## START Given records

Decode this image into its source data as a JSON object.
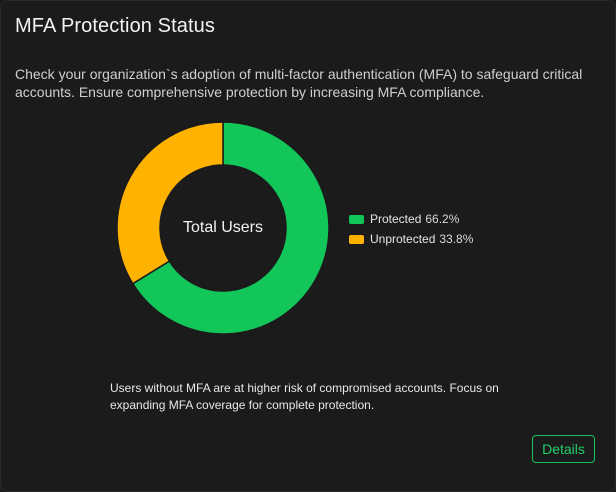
{
  "card": {
    "title": "MFA Protection Status",
    "description": "Check your organization`s adoption of multi-factor authentication (MFA) to safeguard critical accounts. Ensure comprehensive protection by increasing MFA compliance.",
    "note": "Users without MFA are at higher risk of compromised accounts. Focus on expanding MFA coverage for complete protection.",
    "details_label": "Details"
  },
  "chart_data": {
    "type": "pie",
    "center_label": "Total Users",
    "legend_position": "right",
    "series": [
      {
        "name": "Protected",
        "value": 66.2,
        "label": "66.2%",
        "color": "#12c65a"
      },
      {
        "name": "Unprotected",
        "value": 33.8,
        "label": "33.8%",
        "color": "#ffb200"
      }
    ]
  },
  "colors": {
    "background": "#1b1b1b",
    "accent": "#16c45c"
  }
}
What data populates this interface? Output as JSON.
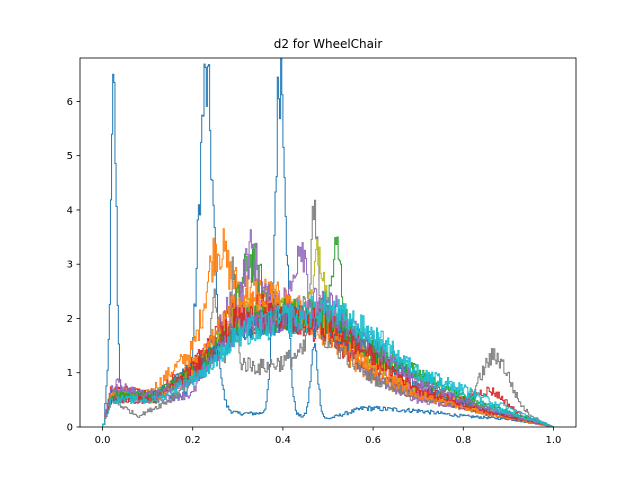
{
  "chart_data": {
    "type": "line",
    "step": true,
    "title": "d2 for WheelChair",
    "xlabel": "",
    "ylabel": "",
    "xlim": [
      -0.05,
      1.05
    ],
    "ylim": [
      0,
      6.8
    ],
    "xticks": [
      0.0,
      0.2,
      0.4,
      0.6,
      0.8,
      1.0
    ],
    "xtick_labels": [
      "0.0",
      "0.2",
      "0.4",
      "0.6",
      "0.8",
      "1.0"
    ],
    "yticks": [
      0,
      1,
      2,
      3,
      4,
      5,
      6
    ],
    "ytick_labels": [
      "0",
      "1",
      "2",
      "3",
      "4",
      "5",
      "6"
    ],
    "grid": false,
    "legend": "none",
    "series": [
      {
        "color": "#1f77b4",
        "peaks": [
          [
            0.025,
            5.5,
            0.006
          ],
          [
            0.23,
            5.9,
            0.016
          ],
          [
            0.395,
            6.4,
            0.012
          ],
          [
            0.47,
            1.3,
            0.008
          ]
        ],
        "baseline": [
          [
            0.0,
            0.0
          ],
          [
            0.01,
            0.6
          ],
          [
            0.06,
            0.5
          ],
          [
            0.15,
            0.6
          ],
          [
            0.3,
            0.25
          ],
          [
            0.36,
            0.25
          ],
          [
            0.43,
            0.2
          ],
          [
            0.5,
            0.15
          ],
          [
            0.58,
            0.35
          ],
          [
            0.7,
            0.3
          ],
          [
            0.8,
            0.2
          ],
          [
            0.9,
            0.15
          ],
          [
            1.0,
            0.0
          ]
        ]
      },
      {
        "color": "#ff7f0e",
        "peaks": [
          [
            0.25,
            1.0,
            0.02
          ]
        ],
        "baseline": [
          [
            0.0,
            0.0
          ],
          [
            0.02,
            0.7
          ],
          [
            0.1,
            0.6
          ],
          [
            0.2,
            1.4
          ],
          [
            0.27,
            2.6
          ],
          [
            0.35,
            2.5
          ],
          [
            0.45,
            2.1
          ],
          [
            0.55,
            1.2
          ],
          [
            0.65,
            0.7
          ],
          [
            0.8,
            0.35
          ],
          [
            0.95,
            0.1
          ],
          [
            1.0,
            0.0
          ]
        ]
      },
      {
        "color": "#2ca02c",
        "peaks": [
          [
            0.52,
            1.3,
            0.01
          ],
          [
            0.33,
            1.0,
            0.02
          ]
        ],
        "baseline": [
          [
            0.0,
            0.0
          ],
          [
            0.02,
            0.6
          ],
          [
            0.1,
            0.5
          ],
          [
            0.2,
            1.0
          ],
          [
            0.3,
            2.0
          ],
          [
            0.4,
            2.2
          ],
          [
            0.5,
            2.1
          ],
          [
            0.6,
            1.4
          ],
          [
            0.7,
            1.0
          ],
          [
            0.8,
            0.5
          ],
          [
            0.95,
            0.15
          ],
          [
            1.0,
            0.0
          ]
        ]
      },
      {
        "color": "#d62728",
        "peaks": [
          [
            0.86,
            0.3,
            0.03
          ]
        ],
        "baseline": [
          [
            0.0,
            0.0
          ],
          [
            0.02,
            0.7
          ],
          [
            0.12,
            0.6
          ],
          [
            0.22,
            1.3
          ],
          [
            0.3,
            2.2
          ],
          [
            0.4,
            2.1
          ],
          [
            0.5,
            1.7
          ],
          [
            0.6,
            1.0
          ],
          [
            0.7,
            0.7
          ],
          [
            0.78,
            0.5
          ],
          [
            0.9,
            0.3
          ],
          [
            1.0,
            0.0
          ]
        ]
      },
      {
        "color": "#9467bd",
        "peaks": [
          [
            0.33,
            1.0,
            0.015
          ],
          [
            0.44,
            1.2,
            0.012
          ]
        ],
        "baseline": [
          [
            0.0,
            0.0
          ],
          [
            0.03,
            0.8
          ],
          [
            0.1,
            0.5
          ],
          [
            0.2,
            0.6
          ],
          [
            0.28,
            2.2
          ],
          [
            0.4,
            2.3
          ],
          [
            0.52,
            2.2
          ],
          [
            0.58,
            1.0
          ],
          [
            0.7,
            0.5
          ],
          [
            0.85,
            0.3
          ],
          [
            1.0,
            0.0
          ]
        ]
      },
      {
        "color": "#8c564b",
        "peaks": [],
        "baseline": [
          [
            0.0,
            0.0
          ],
          [
            0.02,
            0.6
          ],
          [
            0.12,
            0.5
          ],
          [
            0.22,
            1.2
          ],
          [
            0.3,
            1.9
          ],
          [
            0.4,
            2.0
          ],
          [
            0.5,
            1.8
          ],
          [
            0.6,
            1.2
          ],
          [
            0.7,
            0.6
          ],
          [
            0.85,
            0.25
          ],
          [
            1.0,
            0.0
          ]
        ]
      },
      {
        "color": "#e377c2",
        "peaks": [],
        "baseline": [
          [
            0.0,
            0.0
          ],
          [
            0.02,
            0.5
          ],
          [
            0.12,
            0.5
          ],
          [
            0.22,
            1.1
          ],
          [
            0.3,
            2.0
          ],
          [
            0.4,
            2.2
          ],
          [
            0.5,
            2.0
          ],
          [
            0.6,
            1.3
          ],
          [
            0.7,
            0.6
          ],
          [
            0.85,
            0.3
          ],
          [
            1.0,
            0.0
          ]
        ]
      },
      {
        "color": "#7f7f7f",
        "peaks": [
          [
            0.29,
            1.8,
            0.006
          ],
          [
            0.47,
            2.4,
            0.008
          ],
          [
            0.87,
            0.9,
            0.03
          ],
          [
            0.25,
            1.0,
            0.008
          ]
        ],
        "baseline": [
          [
            0.0,
            0.0
          ],
          [
            0.02,
            0.5
          ],
          [
            0.08,
            0.2
          ],
          [
            0.15,
            0.5
          ],
          [
            0.25,
            1.3
          ],
          [
            0.35,
            1.1
          ],
          [
            0.4,
            1.2
          ],
          [
            0.5,
            1.6
          ],
          [
            0.6,
            0.9
          ],
          [
            0.72,
            0.5
          ],
          [
            0.8,
            0.4
          ],
          [
            0.9,
            0.4
          ],
          [
            1.0,
            0.0
          ]
        ]
      },
      {
        "color": "#bcbd22",
        "peaks": [
          [
            0.48,
            1.2,
            0.01
          ]
        ],
        "baseline": [
          [
            0.0,
            0.0
          ],
          [
            0.02,
            0.6
          ],
          [
            0.12,
            0.6
          ],
          [
            0.22,
            1.1
          ],
          [
            0.3,
            2.1
          ],
          [
            0.4,
            2.1
          ],
          [
            0.5,
            2.0
          ],
          [
            0.6,
            1.2
          ],
          [
            0.7,
            0.7
          ],
          [
            0.85,
            0.3
          ],
          [
            1.0,
            0.0
          ]
        ]
      },
      {
        "color": "#17becf",
        "peaks": [],
        "baseline": [
          [
            0.0,
            0.0
          ],
          [
            0.02,
            0.6
          ],
          [
            0.12,
            0.6
          ],
          [
            0.22,
            1.0
          ],
          [
            0.3,
            1.7
          ],
          [
            0.4,
            1.9
          ],
          [
            0.5,
            2.1
          ],
          [
            0.6,
            1.6
          ],
          [
            0.7,
            1.0
          ],
          [
            0.8,
            0.7
          ],
          [
            0.9,
            0.35
          ],
          [
            1.0,
            0.0
          ]
        ]
      },
      {
        "color": "#1f77b4",
        "peaks": [],
        "baseline": [
          [
            0.0,
            0.0
          ],
          [
            0.02,
            0.5
          ],
          [
            0.12,
            0.6
          ],
          [
            0.22,
            1.2
          ],
          [
            0.3,
            1.8
          ],
          [
            0.4,
            2.0
          ],
          [
            0.5,
            1.9
          ],
          [
            0.6,
            1.4
          ],
          [
            0.7,
            0.8
          ],
          [
            0.85,
            0.3
          ],
          [
            1.0,
            0.0
          ]
        ]
      },
      {
        "color": "#ff7f0e",
        "peaks": [],
        "baseline": [
          [
            0.0,
            0.0
          ],
          [
            0.02,
            0.6
          ],
          [
            0.12,
            0.5
          ],
          [
            0.22,
            1.3
          ],
          [
            0.3,
            2.3
          ],
          [
            0.4,
            2.2
          ],
          [
            0.5,
            1.8
          ],
          [
            0.6,
            1.1
          ],
          [
            0.7,
            0.6
          ],
          [
            0.85,
            0.25
          ],
          [
            1.0,
            0.0
          ]
        ]
      },
      {
        "color": "#2ca02c",
        "peaks": [],
        "baseline": [
          [
            0.0,
            0.0
          ],
          [
            0.02,
            0.6
          ],
          [
            0.12,
            0.6
          ],
          [
            0.22,
            1.1
          ],
          [
            0.3,
            1.9
          ],
          [
            0.4,
            2.1
          ],
          [
            0.5,
            2.0
          ],
          [
            0.6,
            1.4
          ],
          [
            0.7,
            0.9
          ],
          [
            0.85,
            0.4
          ],
          [
            1.0,
            0.0
          ]
        ]
      },
      {
        "color": "#d62728",
        "peaks": [],
        "baseline": [
          [
            0.0,
            0.0
          ],
          [
            0.02,
            0.5
          ],
          [
            0.12,
            0.5
          ],
          [
            0.22,
            1.2
          ],
          [
            0.3,
            2.0
          ],
          [
            0.4,
            2.0
          ],
          [
            0.5,
            1.9
          ],
          [
            0.6,
            1.3
          ],
          [
            0.7,
            0.7
          ],
          [
            0.85,
            0.3
          ],
          [
            1.0,
            0.0
          ]
        ]
      },
      {
        "color": "#9467bd",
        "peaks": [],
        "baseline": [
          [
            0.0,
            0.0
          ],
          [
            0.02,
            0.7
          ],
          [
            0.12,
            0.6
          ],
          [
            0.22,
            1.0
          ],
          [
            0.3,
            1.8
          ],
          [
            0.4,
            2.0
          ],
          [
            0.5,
            2.1
          ],
          [
            0.6,
            1.5
          ],
          [
            0.7,
            0.8
          ],
          [
            0.85,
            0.35
          ],
          [
            1.0,
            0.0
          ]
        ]
      },
      {
        "color": "#17becf",
        "peaks": [],
        "baseline": [
          [
            0.0,
            0.0
          ],
          [
            0.02,
            0.5
          ],
          [
            0.12,
            0.5
          ],
          [
            0.22,
            1.0
          ],
          [
            0.3,
            1.7
          ],
          [
            0.4,
            2.0
          ],
          [
            0.5,
            2.2
          ],
          [
            0.6,
            1.7
          ],
          [
            0.7,
            1.0
          ],
          [
            0.85,
            0.4
          ],
          [
            1.0,
            0.0
          ]
        ]
      }
    ]
  }
}
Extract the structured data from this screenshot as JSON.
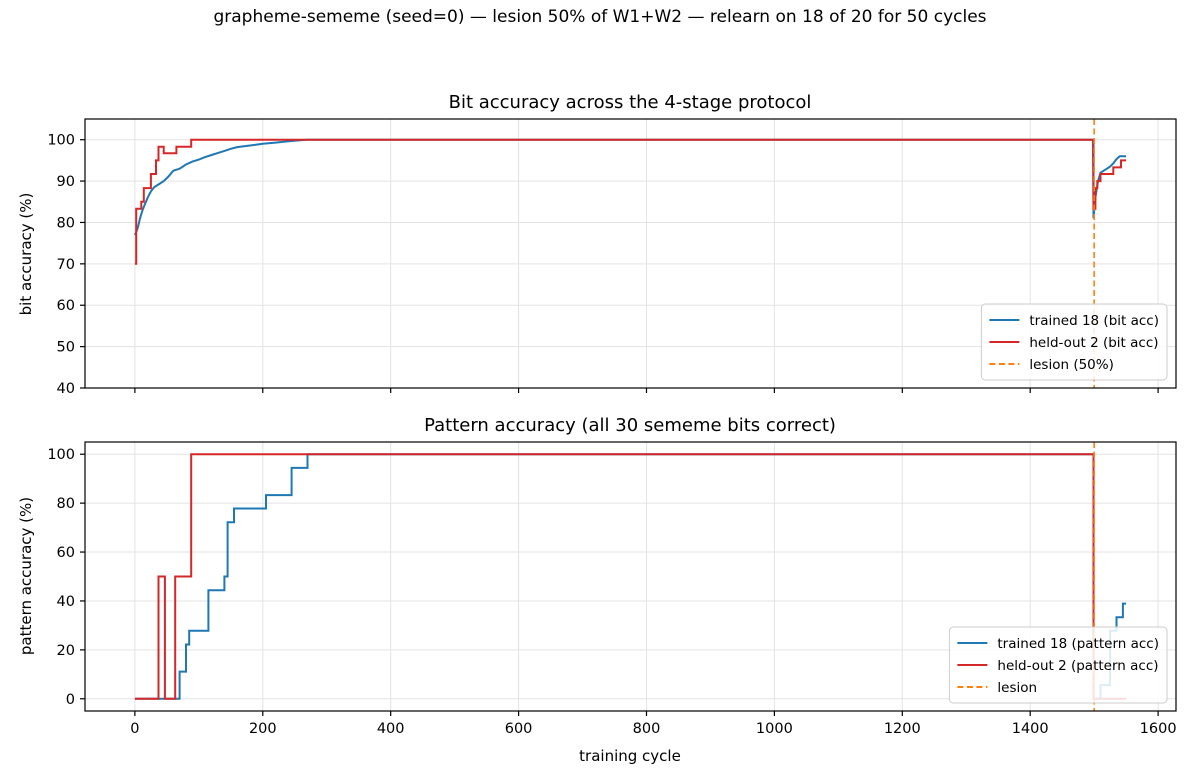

## END Given records

▶ Stated exercise:
From the entries above, list each line with "Users" in it.

▶ Answer below:
    "note": "Users without MFA are at higher risk of compromised accounts. Focus on expanding MFA coverage for complete protection.",
    "center_label": "Total Users",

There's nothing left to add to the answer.